# Exercise:
Go through the material below and copy all lines with "structured".

[Dataset listings of figures]
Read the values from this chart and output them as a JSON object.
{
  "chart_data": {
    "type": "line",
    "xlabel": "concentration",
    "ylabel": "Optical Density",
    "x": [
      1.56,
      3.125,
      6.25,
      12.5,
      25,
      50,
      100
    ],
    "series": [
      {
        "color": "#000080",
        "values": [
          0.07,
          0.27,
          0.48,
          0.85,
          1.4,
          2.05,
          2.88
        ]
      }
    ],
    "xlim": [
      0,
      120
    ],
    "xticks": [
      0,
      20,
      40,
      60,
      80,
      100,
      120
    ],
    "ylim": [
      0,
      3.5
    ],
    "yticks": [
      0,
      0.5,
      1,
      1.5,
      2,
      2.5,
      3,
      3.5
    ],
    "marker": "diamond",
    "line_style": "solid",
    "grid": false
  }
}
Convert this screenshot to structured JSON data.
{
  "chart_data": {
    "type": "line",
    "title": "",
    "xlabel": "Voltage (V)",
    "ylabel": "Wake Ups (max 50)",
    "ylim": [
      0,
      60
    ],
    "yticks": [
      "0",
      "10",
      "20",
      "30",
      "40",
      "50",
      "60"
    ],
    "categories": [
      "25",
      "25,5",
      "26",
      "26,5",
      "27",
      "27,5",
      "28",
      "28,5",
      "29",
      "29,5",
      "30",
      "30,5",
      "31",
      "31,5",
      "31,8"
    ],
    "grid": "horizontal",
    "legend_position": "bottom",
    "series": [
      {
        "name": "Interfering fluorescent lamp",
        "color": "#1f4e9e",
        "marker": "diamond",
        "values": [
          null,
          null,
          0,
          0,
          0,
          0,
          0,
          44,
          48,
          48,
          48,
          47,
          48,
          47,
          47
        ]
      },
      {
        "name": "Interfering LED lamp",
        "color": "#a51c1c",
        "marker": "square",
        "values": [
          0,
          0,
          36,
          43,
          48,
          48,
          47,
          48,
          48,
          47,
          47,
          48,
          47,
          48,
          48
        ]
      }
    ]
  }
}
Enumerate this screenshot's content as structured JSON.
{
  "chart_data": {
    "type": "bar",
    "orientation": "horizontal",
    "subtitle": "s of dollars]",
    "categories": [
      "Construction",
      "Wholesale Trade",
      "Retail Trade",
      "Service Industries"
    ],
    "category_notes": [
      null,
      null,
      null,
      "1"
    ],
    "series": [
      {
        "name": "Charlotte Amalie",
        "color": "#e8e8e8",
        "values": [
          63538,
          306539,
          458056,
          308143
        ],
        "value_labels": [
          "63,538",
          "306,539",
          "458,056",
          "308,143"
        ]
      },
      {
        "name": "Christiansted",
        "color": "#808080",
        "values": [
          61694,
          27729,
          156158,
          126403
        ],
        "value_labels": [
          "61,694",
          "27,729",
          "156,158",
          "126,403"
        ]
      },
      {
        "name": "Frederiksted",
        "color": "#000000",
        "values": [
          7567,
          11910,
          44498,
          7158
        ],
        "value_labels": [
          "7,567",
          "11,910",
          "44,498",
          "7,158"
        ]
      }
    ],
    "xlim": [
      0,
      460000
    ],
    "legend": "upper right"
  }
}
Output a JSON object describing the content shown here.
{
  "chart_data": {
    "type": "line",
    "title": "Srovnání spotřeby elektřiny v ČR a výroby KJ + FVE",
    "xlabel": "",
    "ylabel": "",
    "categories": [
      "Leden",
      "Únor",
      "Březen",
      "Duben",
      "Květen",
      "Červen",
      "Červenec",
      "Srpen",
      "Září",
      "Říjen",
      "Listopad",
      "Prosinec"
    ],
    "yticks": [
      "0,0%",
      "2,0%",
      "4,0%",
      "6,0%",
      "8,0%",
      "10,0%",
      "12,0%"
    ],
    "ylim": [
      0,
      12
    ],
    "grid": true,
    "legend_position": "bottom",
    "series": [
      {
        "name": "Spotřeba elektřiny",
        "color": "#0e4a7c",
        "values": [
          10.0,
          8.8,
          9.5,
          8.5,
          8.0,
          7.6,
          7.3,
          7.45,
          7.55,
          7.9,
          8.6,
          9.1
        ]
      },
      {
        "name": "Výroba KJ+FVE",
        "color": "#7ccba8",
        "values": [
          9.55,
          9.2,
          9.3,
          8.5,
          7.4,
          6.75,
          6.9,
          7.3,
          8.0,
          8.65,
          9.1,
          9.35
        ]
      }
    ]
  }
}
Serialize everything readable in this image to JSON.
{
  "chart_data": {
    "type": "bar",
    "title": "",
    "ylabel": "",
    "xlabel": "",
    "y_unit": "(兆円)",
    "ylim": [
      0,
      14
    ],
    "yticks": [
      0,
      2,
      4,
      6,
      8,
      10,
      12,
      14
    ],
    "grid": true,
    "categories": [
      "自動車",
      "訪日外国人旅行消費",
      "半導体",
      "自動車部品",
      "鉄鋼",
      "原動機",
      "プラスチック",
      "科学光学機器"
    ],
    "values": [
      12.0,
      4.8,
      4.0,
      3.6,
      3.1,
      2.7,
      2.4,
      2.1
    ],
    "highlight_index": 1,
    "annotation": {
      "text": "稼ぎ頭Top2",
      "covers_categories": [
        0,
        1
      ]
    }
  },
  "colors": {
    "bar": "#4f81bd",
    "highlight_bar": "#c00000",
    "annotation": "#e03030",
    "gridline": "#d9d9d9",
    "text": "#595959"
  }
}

# The result:
Convert this screenshot to structured JSON data.
Enumerate this screenshot's content as structured JSON.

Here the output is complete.